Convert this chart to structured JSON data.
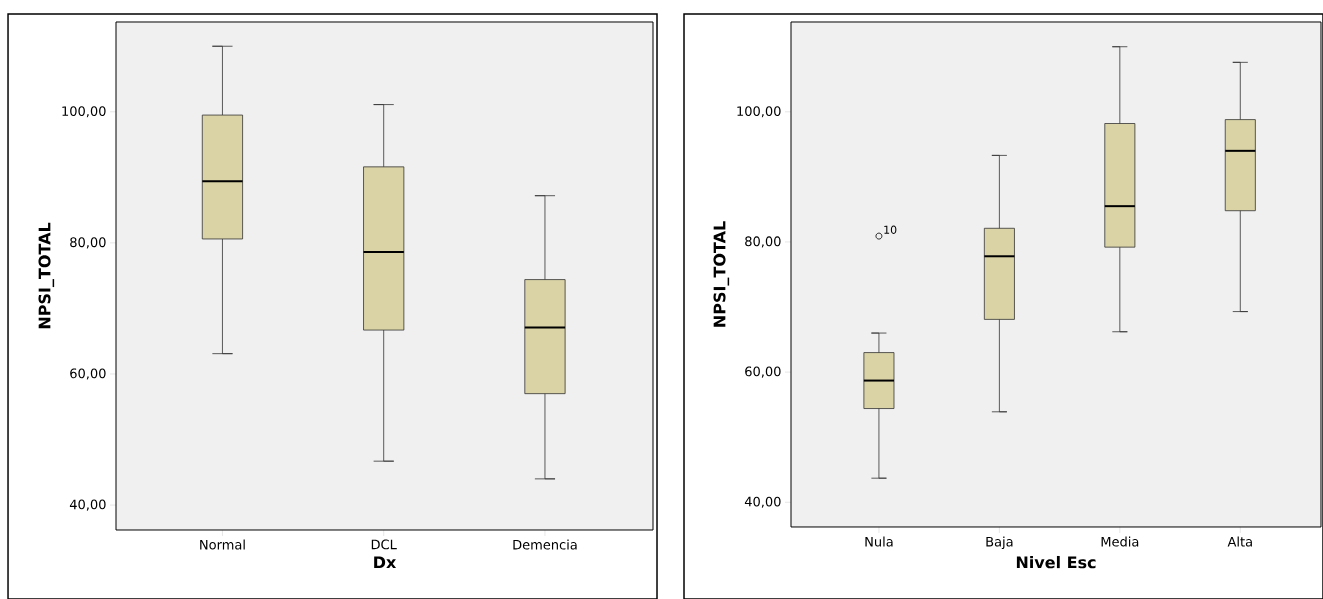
{
  "chart_data": [
    {
      "type": "box",
      "xlabel": "Dx",
      "ylabel": "NPSI_TOTAL",
      "categories": [
        "Normal",
        "DCL",
        "Demencia"
      ],
      "series": [
        {
          "color": "#d9d3a6",
          "boxes": [
            {
              "low": 63.1,
              "q1": 80.6,
              "median": 89.4,
              "q3": 99.5,
              "high": 110.0
            },
            {
              "low": 46.7,
              "q1": 66.7,
              "median": 78.6,
              "q3": 91.6,
              "high": 101.1
            },
            {
              "low": 44.0,
              "q1": 57.0,
              "median": 67.1,
              "q3": 74.4,
              "high": 87.2
            }
          ]
        }
      ],
      "ylim": [
        36.2,
        113.7
      ],
      "yticks": [
        {
          "value": 40,
          "label": "40,00"
        },
        {
          "value": 60,
          "label": "60,00"
        },
        {
          "value": 80,
          "label": "80,00"
        },
        {
          "value": 100,
          "label": "100,00"
        }
      ]
    },
    {
      "type": "box",
      "xlabel": "Nivel Esc",
      "ylabel": "NPSI_TOTAL",
      "categories": [
        "Nula",
        "Baja",
        "Media",
        "Alta"
      ],
      "series": [
        {
          "color": "#d9d3a6",
          "boxes": [
            {
              "low": 43.7,
              "q1": 54.4,
              "median": 58.7,
              "q3": 63.0,
              "high": 66.0,
              "outliers": [
                80.9
              ]
            },
            {
              "low": 53.9,
              "q1": 68.1,
              "median": 77.8,
              "q3": 82.1,
              "high": 93.3
            },
            {
              "low": 66.2,
              "q1": 79.2,
              "median": 85.5,
              "q3": 98.2,
              "high": 110.0
            },
            {
              "low": 69.3,
              "q1": 84.8,
              "median": 94.0,
              "q3": 98.8,
              "high": 107.6
            }
          ]
        }
      ],
      "ylim": [
        36.2,
        113.8
      ],
      "yticks": [
        {
          "value": 40,
          "label": "40,00"
        },
        {
          "value": 60,
          "label": "60,00"
        },
        {
          "value": 80,
          "label": "80,00"
        },
        {
          "value": 100,
          "label": "100,00"
        }
      ],
      "annotations": [
        "10"
      ]
    }
  ]
}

WORK INSTRUCTIONS:
Except for the pictures, print the data above exactly.

OUTPUT BELOW:
Convert this chart to structured JSON data.
{
  "chart_data": [
    {
      "type": "box",
      "xlabel": "Dx",
      "ylabel": "NPSI_TOTAL",
      "categories": [
        "Normal",
        "DCL",
        "Demencia"
      ],
      "series": [
        {
          "color": "#d9d3a6",
          "boxes": [
            {
              "low": 63.1,
              "q1": 80.6,
              "median": 89.4,
              "q3": 99.5,
              "high": 110.0
            },
            {
              "low": 46.7,
              "q1": 66.7,
              "median": 78.6,
              "q3": 91.6,
              "high": 101.1
            },
            {
              "low": 44.0,
              "q1": 57.0,
              "median": 67.1,
              "q3": 74.4,
              "high": 87.2
            }
          ]
        }
      ],
      "ylim": [
        36.2,
        113.7
      ],
      "yticks": [
        {
          "value": 40,
          "label": "40,00"
        },
        {
          "value": 60,
          "label": "60,00"
        },
        {
          "value": 80,
          "label": "80,00"
        },
        {
          "value": 100,
          "label": "100,00"
        }
      ]
    },
    {
      "type": "box",
      "xlabel": "Nivel Esc",
      "ylabel": "NPSI_TOTAL",
      "categories": [
        "Nula",
        "Baja",
        "Media",
        "Alta"
      ],
      "series": [
        {
          "color": "#d9d3a6",
          "boxes": [
            {
              "low": 43.7,
              "q1": 54.4,
              "median": 58.7,
              "q3": 63.0,
              "high": 66.0,
              "outliers": [
                80.9
              ]
            },
            {
              "low": 53.9,
              "q1": 68.1,
              "median": 77.8,
              "q3": 82.1,
              "high": 93.3
            },
            {
              "low": 66.2,
              "q1": 79.2,
              "median": 85.5,
              "q3": 98.2,
              "high": 110.0
            },
            {
              "low": 69.3,
              "q1": 84.8,
              "median": 94.0,
              "q3": 98.8,
              "high": 107.6
            }
          ]
        }
      ],
      "ylim": [
        36.2,
        113.8
      ],
      "yticks": [
        {
          "value": 40,
          "label": "40,00"
        },
        {
          "value": 60,
          "label": "60,00"
        },
        {
          "value": 80,
          "label": "80,00"
        },
        {
          "value": 100,
          "label": "100,00"
        }
      ],
      "annotations": [
        "10"
      ]
    }
  ]
}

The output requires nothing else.